▶ **Exercise input**:
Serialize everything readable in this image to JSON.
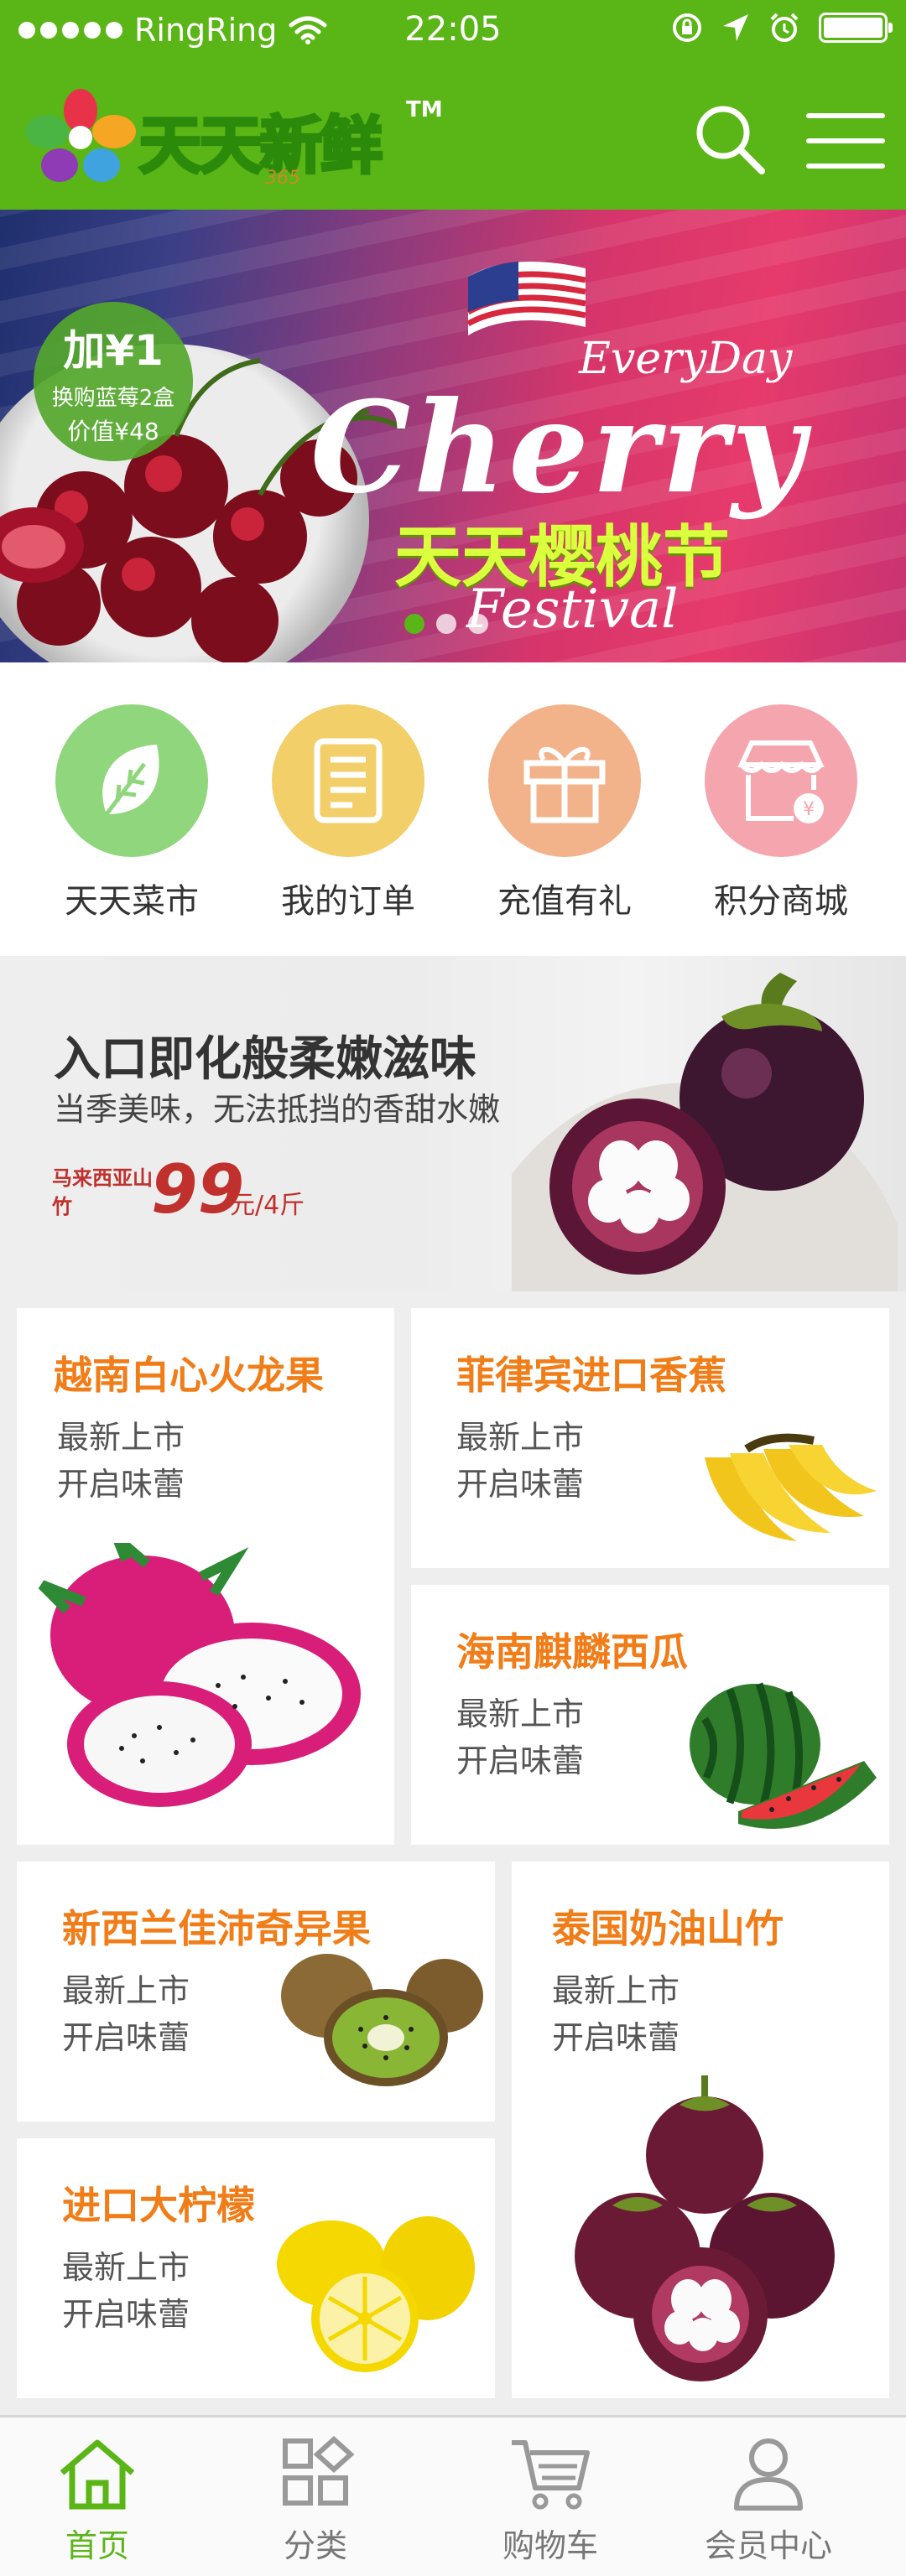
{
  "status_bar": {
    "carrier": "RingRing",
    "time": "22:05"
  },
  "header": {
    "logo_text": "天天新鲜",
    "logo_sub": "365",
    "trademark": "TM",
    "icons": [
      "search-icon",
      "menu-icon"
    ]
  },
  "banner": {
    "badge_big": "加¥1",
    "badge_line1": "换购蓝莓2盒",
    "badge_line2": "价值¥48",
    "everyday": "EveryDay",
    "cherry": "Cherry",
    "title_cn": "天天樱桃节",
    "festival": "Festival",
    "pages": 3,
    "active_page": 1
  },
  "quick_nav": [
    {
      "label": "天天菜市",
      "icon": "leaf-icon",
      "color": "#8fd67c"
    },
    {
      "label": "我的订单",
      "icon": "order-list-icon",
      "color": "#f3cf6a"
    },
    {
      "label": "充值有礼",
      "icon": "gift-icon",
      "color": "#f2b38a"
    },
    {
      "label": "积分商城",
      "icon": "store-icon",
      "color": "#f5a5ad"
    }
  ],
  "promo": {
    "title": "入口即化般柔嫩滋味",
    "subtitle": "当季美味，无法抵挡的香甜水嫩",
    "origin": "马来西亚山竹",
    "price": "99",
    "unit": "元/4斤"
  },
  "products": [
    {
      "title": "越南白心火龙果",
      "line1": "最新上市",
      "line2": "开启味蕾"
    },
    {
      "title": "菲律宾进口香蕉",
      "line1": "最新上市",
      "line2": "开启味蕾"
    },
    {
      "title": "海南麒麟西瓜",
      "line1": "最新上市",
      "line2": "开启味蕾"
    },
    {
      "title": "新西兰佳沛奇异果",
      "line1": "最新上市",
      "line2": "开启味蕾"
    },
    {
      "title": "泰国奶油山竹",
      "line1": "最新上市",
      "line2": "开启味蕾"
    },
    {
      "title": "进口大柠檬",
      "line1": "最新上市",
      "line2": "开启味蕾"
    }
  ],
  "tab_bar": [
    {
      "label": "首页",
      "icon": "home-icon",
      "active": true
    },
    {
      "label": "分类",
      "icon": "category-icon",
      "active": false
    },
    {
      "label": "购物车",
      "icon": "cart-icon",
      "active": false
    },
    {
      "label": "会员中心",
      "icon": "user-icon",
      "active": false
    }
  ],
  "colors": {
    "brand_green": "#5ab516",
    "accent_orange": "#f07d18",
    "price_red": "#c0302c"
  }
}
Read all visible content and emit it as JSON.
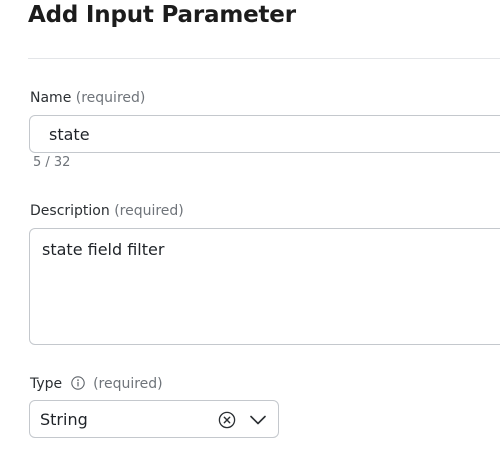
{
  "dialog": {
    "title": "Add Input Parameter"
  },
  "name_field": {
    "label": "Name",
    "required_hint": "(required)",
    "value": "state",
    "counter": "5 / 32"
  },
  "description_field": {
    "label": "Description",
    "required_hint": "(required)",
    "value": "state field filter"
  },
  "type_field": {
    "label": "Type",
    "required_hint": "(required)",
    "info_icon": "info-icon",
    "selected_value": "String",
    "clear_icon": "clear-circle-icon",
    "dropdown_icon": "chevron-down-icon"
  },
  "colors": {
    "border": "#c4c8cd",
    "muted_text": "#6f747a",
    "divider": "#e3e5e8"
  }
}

▶ **Request**:
Above are records with pictures; repeat the records exactly and leave the pictures out.

▶ **Answer to the task**:
Serialize everything readable in this image to JSON.
{
  "status_bar": {
    "carrier": "RingRing",
    "time": "22:05"
  },
  "header": {
    "logo_text": "天天新鲜",
    "logo_sub": "365",
    "trademark": "TM",
    "icons": [
      "search-icon",
      "menu-icon"
    ]
  },
  "banner": {
    "badge_big": "加¥1",
    "badge_line1": "换购蓝莓2盒",
    "badge_line2": "价值¥48",
    "everyday": "EveryDay",
    "cherry": "Cherry",
    "title_cn": "天天樱桃节",
    "festival": "Festival",
    "pages": 3,
    "active_page": 1
  },
  "quick_nav": [
    {
      "label": "天天菜市",
      "icon": "leaf-icon",
      "color": "#8fd67c"
    },
    {
      "label": "我的订单",
      "icon": "order-list-icon",
      "color": "#f3cf6a"
    },
    {
      "label": "充值有礼",
      "icon": "gift-icon",
      "color": "#f2b38a"
    },
    {
      "label": "积分商城",
      "icon": "store-icon",
      "color": "#f5a5ad"
    }
  ],
  "promo": {
    "title": "入口即化般柔嫩滋味",
    "subtitle": "当季美味，无法抵挡的香甜水嫩",
    "origin": "马来西亚山竹",
    "price": "99",
    "unit": "元/4斤"
  },
  "products": [
    {
      "title": "越南白心火龙果",
      "line1": "最新上市",
      "line2": "开启味蕾"
    },
    {
      "title": "菲律宾进口香蕉",
      "line1": "最新上市",
      "line2": "开启味蕾"
    },
    {
      "title": "海南麒麟西瓜",
      "line1": "最新上市",
      "line2": "开启味蕾"
    },
    {
      "title": "新西兰佳沛奇异果",
      "line1": "最新上市",
      "line2": "开启味蕾"
    },
    {
      "title": "泰国奶油山竹",
      "line1": "最新上市",
      "line2": "开启味蕾"
    },
    {
      "title": "进口大柠檬",
      "line1": "最新上市",
      "line2": "开启味蕾"
    }
  ],
  "tab_bar": [
    {
      "label": "首页",
      "icon": "home-icon",
      "active": true
    },
    {
      "label": "分类",
      "icon": "category-icon",
      "active": false
    },
    {
      "label": "购物车",
      "icon": "cart-icon",
      "active": false
    },
    {
      "label": "会员中心",
      "icon": "user-icon",
      "active": false
    }
  ],
  "colors": {
    "brand_green": "#5ab516",
    "accent_orange": "#f07d18",
    "price_red": "#c0302c"
  }
}
Read all visible content and emit it as JSON.
{
  "dialog": {
    "title": "Add Input Parameter"
  },
  "name_field": {
    "label": "Name",
    "required_hint": "(required)",
    "value": "state",
    "counter": "5 / 32"
  },
  "description_field": {
    "label": "Description",
    "required_hint": "(required)",
    "value": "state field filter"
  },
  "type_field": {
    "label": "Type",
    "required_hint": "(required)",
    "info_icon": "info-icon",
    "selected_value": "String",
    "clear_icon": "clear-circle-icon",
    "dropdown_icon": "chevron-down-icon"
  },
  "colors": {
    "border": "#c4c8cd",
    "muted_text": "#6f747a",
    "divider": "#e3e5e8"
  }
}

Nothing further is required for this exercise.